_Objective_
Go through each line of the records below and count those with the word "distance". Give only the count.

_Data supplied_
◇ ◇ ◇

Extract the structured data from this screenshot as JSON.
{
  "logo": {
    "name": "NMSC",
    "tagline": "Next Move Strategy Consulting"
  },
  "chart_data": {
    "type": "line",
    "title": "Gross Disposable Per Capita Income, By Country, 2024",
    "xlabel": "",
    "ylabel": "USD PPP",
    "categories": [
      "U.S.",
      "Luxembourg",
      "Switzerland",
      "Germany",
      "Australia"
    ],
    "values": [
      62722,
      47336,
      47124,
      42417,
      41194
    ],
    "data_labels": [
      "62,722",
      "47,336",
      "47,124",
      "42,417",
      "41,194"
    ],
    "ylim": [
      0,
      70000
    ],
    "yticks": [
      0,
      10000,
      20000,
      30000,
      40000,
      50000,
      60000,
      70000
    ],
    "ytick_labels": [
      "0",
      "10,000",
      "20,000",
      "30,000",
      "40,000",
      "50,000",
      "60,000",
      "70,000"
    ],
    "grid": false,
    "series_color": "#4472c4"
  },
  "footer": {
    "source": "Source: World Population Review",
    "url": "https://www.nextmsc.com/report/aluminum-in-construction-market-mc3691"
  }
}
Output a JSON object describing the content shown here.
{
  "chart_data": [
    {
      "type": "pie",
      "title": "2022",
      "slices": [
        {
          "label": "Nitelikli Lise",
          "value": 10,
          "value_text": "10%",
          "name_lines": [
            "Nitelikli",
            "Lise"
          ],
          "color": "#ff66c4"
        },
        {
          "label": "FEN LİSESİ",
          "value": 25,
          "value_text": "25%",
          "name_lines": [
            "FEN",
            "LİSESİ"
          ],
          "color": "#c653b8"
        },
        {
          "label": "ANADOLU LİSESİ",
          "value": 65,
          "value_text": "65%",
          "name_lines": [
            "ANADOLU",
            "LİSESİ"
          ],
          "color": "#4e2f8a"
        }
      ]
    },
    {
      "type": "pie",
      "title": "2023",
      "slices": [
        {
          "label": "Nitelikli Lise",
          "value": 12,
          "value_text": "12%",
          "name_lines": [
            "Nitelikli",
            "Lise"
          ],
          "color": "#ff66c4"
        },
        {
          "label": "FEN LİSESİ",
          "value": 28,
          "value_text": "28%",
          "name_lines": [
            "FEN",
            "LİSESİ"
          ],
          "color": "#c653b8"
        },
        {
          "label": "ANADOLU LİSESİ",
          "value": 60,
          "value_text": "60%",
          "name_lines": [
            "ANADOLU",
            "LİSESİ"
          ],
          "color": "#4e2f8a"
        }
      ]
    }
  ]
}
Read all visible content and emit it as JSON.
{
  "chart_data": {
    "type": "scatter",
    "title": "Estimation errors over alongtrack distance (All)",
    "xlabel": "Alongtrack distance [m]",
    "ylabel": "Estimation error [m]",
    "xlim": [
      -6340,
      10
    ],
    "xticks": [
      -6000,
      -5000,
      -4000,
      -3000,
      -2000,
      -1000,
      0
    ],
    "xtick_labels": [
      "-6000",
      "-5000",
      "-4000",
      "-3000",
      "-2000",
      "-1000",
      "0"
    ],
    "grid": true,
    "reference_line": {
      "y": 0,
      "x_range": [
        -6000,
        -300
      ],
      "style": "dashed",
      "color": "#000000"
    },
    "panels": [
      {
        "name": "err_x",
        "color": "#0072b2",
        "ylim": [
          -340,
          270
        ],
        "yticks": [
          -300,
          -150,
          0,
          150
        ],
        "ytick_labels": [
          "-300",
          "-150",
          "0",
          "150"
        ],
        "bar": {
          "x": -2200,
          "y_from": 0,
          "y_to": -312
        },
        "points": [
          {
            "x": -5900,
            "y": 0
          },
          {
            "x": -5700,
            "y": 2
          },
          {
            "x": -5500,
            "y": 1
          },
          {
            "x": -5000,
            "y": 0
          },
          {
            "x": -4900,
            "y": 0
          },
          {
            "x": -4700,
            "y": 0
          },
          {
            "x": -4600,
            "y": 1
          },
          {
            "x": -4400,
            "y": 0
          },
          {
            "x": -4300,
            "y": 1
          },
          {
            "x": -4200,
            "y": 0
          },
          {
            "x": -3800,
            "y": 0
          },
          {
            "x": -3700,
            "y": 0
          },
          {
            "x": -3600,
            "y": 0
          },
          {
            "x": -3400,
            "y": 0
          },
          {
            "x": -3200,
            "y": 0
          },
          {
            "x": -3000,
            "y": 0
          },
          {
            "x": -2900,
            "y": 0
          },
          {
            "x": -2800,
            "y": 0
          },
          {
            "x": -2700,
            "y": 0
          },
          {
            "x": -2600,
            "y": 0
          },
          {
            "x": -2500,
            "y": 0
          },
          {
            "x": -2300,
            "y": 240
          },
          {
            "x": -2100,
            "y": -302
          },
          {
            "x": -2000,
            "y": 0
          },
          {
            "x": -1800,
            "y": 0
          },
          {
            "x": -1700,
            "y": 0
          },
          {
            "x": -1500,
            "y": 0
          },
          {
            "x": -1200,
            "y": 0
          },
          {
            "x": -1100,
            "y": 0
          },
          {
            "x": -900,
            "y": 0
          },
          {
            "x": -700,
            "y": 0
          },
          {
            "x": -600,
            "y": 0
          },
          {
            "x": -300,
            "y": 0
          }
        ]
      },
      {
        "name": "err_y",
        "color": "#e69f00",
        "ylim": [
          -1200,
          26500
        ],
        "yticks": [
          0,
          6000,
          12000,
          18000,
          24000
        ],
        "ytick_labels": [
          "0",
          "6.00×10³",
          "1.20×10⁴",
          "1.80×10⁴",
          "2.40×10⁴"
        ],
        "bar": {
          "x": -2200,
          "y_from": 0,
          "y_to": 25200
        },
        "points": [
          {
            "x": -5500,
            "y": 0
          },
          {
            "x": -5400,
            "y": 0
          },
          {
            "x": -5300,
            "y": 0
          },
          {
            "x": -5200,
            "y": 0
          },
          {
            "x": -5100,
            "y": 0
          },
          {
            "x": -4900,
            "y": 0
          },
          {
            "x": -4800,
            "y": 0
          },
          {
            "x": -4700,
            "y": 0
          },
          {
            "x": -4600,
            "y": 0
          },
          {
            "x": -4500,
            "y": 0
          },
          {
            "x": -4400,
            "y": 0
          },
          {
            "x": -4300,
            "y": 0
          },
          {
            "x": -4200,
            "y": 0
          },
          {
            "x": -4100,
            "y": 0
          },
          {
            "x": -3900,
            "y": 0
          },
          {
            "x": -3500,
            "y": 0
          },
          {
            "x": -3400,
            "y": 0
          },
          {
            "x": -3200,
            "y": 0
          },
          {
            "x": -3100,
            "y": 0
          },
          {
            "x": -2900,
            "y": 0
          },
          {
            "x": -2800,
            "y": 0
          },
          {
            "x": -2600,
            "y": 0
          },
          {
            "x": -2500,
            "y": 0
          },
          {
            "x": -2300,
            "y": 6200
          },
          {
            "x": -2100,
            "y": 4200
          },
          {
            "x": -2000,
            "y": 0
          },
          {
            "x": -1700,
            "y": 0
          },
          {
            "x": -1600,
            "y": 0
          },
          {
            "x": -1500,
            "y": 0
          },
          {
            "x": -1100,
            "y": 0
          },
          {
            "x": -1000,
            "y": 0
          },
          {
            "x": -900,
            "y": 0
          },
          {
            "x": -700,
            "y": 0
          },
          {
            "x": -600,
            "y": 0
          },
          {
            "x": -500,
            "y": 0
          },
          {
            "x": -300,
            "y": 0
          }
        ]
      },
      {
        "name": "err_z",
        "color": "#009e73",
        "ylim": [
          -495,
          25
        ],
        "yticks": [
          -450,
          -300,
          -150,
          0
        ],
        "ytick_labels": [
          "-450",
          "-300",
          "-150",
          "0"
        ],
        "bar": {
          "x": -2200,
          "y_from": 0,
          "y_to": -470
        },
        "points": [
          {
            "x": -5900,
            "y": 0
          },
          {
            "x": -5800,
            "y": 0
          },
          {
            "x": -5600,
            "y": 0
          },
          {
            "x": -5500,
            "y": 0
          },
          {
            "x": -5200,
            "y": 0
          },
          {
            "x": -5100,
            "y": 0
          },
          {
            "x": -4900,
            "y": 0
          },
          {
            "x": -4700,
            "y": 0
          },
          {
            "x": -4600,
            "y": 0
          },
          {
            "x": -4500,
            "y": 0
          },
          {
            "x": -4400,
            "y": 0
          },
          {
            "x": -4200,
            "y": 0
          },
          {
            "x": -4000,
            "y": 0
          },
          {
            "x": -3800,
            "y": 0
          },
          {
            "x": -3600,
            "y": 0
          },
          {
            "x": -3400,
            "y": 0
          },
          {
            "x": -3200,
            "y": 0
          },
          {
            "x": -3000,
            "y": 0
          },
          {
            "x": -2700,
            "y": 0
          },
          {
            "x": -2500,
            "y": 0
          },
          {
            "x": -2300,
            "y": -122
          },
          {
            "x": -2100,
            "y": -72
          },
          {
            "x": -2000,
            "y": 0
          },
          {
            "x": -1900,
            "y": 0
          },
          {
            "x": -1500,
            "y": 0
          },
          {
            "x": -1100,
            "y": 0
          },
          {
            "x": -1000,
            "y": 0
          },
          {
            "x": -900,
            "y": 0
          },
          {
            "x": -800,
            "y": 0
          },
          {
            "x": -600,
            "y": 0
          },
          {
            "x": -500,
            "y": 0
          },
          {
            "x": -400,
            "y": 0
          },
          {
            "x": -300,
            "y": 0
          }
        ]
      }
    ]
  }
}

◇ ◇ ◇

_Answer to the problem_
2